Directions for this task
Output the material beneath this task exactly, images excluded.

___ Input rows

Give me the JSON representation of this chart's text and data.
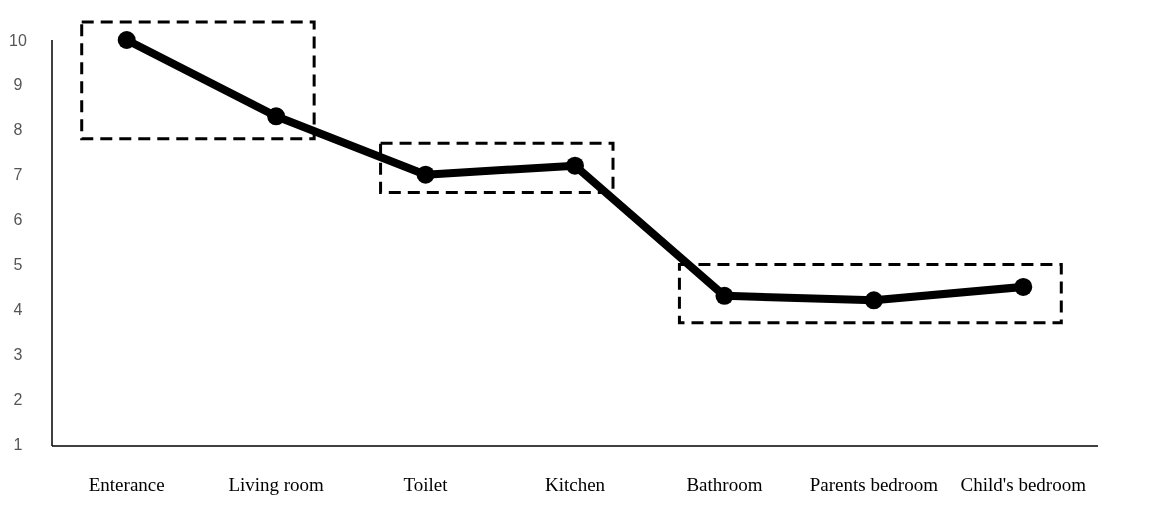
{
  "chart_data": {
    "type": "line",
    "categories": [
      "Enterance",
      "Living room",
      "Toilet",
      "Kitchen",
      "Bathroom",
      "Parents bedroom",
      "Child's bedroom"
    ],
    "series": [
      {
        "color": "#000000",
        "values": [
          10.0,
          8.3,
          7.0,
          7.2,
          4.3,
          4.2,
          4.5
        ]
      }
    ],
    "ylim": [
      1,
      10
    ],
    "yticks": [
      1,
      2,
      3,
      4,
      5,
      6,
      7,
      8,
      9,
      10
    ],
    "marker": "circle",
    "line_style": "solid"
  }
}
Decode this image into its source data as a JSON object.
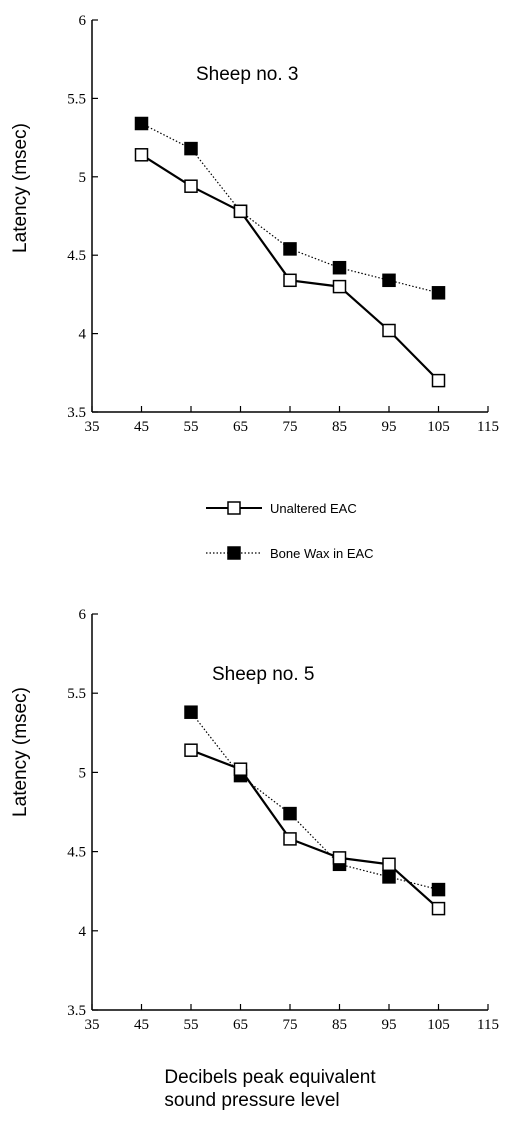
{
  "chart_data": [
    {
      "type": "line",
      "title": "Sheep no. 3",
      "ylabel": "Latency (msec)",
      "xlim": [
        35,
        115
      ],
      "ylim": [
        3.5,
        6
      ],
      "x_ticks": [
        "35",
        "45",
        "55",
        "65",
        "75",
        "85",
        "95",
        "105",
        "115"
      ],
      "y_ticks": [
        "3.5",
        "4",
        "4.5",
        "5",
        "5.5",
        "6"
      ],
      "series": [
        {
          "name": "Unaltered EAC",
          "x": [
            45,
            55,
            65,
            75,
            85,
            95,
            105
          ],
          "y": [
            5.14,
            4.94,
            4.78,
            4.34,
            4.3,
            4.02,
            3.7
          ]
        },
        {
          "name": "Bone Wax in EAC",
          "x": [
            45,
            55,
            65,
            75,
            85,
            95,
            105
          ],
          "y": [
            5.34,
            5.18,
            4.78,
            4.54,
            4.42,
            4.34,
            4.26
          ]
        }
      ]
    },
    {
      "type": "line",
      "title": "Sheep no. 5",
      "ylabel": "Latency (msec)",
      "xlim": [
        35,
        115
      ],
      "ylim": [
        3.5,
        6
      ],
      "x_ticks": [
        "35",
        "45",
        "55",
        "65",
        "75",
        "85",
        "95",
        "105",
        "115"
      ],
      "y_ticks": [
        "3.5",
        "4",
        "4.5",
        "5",
        "5.5",
        "6"
      ],
      "series": [
        {
          "name": "Unaltered EAC",
          "x": [
            55,
            65,
            75,
            85,
            95,
            105
          ],
          "y": [
            5.14,
            5.02,
            4.58,
            4.46,
            4.42,
            4.14
          ]
        },
        {
          "name": "Bone Wax in EAC",
          "x": [
            55,
            65,
            75,
            85,
            95,
            105
          ],
          "y": [
            5.38,
            4.98,
            4.74,
            4.42,
            4.34,
            4.26
          ]
        }
      ]
    }
  ],
  "legend": {
    "placement": "between-panels",
    "items": [
      {
        "label": "Unaltered EAC",
        "marker": "open-square",
        "line": "solid"
      },
      {
        "label": "Bone Wax in EAC",
        "marker": "filled-square",
        "line": "dotted"
      }
    ]
  },
  "shared_xlabel": [
    "Decibels peak equivalent",
    "sound pressure level"
  ]
}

______

Solution to this task
Give me the JSON representation of this chart's text and data.
{
  "chart_data": {
    "type": "line",
    "categories": [
      "Enterance",
      "Living room",
      "Toilet",
      "Kitchen",
      "Bathroom",
      "Parents bedroom",
      "Child's bedroom"
    ],
    "series": [
      {
        "color": "#000000",
        "values": [
          10.0,
          8.3,
          7.0,
          7.2,
          4.3,
          4.2,
          4.5
        ]
      }
    ],
    "ylim": [
      1,
      10
    ],
    "yticks": [
      1,
      2,
      3,
      4,
      5,
      6,
      7,
      8,
      9,
      10
    ],
    "marker": "circle",
    "line_style": "solid"
  }
}
Decode this image into its source data as a JSON object.
{
  "chart_data": [
    {
      "type": "line",
      "title": "Sheep no. 3",
      "ylabel": "Latency (msec)",
      "xlim": [
        35,
        115
      ],
      "ylim": [
        3.5,
        6
      ],
      "x_ticks": [
        "35",
        "45",
        "55",
        "65",
        "75",
        "85",
        "95",
        "105",
        "115"
      ],
      "y_ticks": [
        "3.5",
        "4",
        "4.5",
        "5",
        "5.5",
        "6"
      ],
      "series": [
        {
          "name": "Unaltered EAC",
          "x": [
            45,
            55,
            65,
            75,
            85,
            95,
            105
          ],
          "y": [
            5.14,
            4.94,
            4.78,
            4.34,
            4.3,
            4.02,
            3.7
          ]
        },
        {
          "name": "Bone Wax in EAC",
          "x": [
            45,
            55,
            65,
            75,
            85,
            95,
            105
          ],
          "y": [
            5.34,
            5.18,
            4.78,
            4.54,
            4.42,
            4.34,
            4.26
          ]
        }
      ]
    },
    {
      "type": "line",
      "title": "Sheep no. 5",
      "ylabel": "Latency (msec)",
      "xlim": [
        35,
        115
      ],
      "ylim": [
        3.5,
        6
      ],
      "x_ticks": [
        "35",
        "45",
        "55",
        "65",
        "75",
        "85",
        "95",
        "105",
        "115"
      ],
      "y_ticks": [
        "3.5",
        "4",
        "4.5",
        "5",
        "5.5",
        "6"
      ],
      "series": [
        {
          "name": "Unaltered EAC",
          "x": [
            55,
            65,
            75,
            85,
            95,
            105
          ],
          "y": [
            5.14,
            5.02,
            4.58,
            4.46,
            4.42,
            4.14
          ]
        },
        {
          "name": "Bone Wax in EAC",
          "x": [
            55,
            65,
            75,
            85,
            95,
            105
          ],
          "y": [
            5.38,
            4.98,
            4.74,
            4.42,
            4.34,
            4.26
          ]
        }
      ]
    }
  ],
  "legend": {
    "placement": "between-panels",
    "items": [
      {
        "label": "Unaltered EAC",
        "marker": "open-square",
        "line": "solid"
      },
      {
        "label": "Bone Wax in EAC",
        "marker": "filled-square",
        "line": "dotted"
      }
    ]
  },
  "shared_xlabel": [
    "Decibels peak equivalent",
    "sound pressure level"
  ]
}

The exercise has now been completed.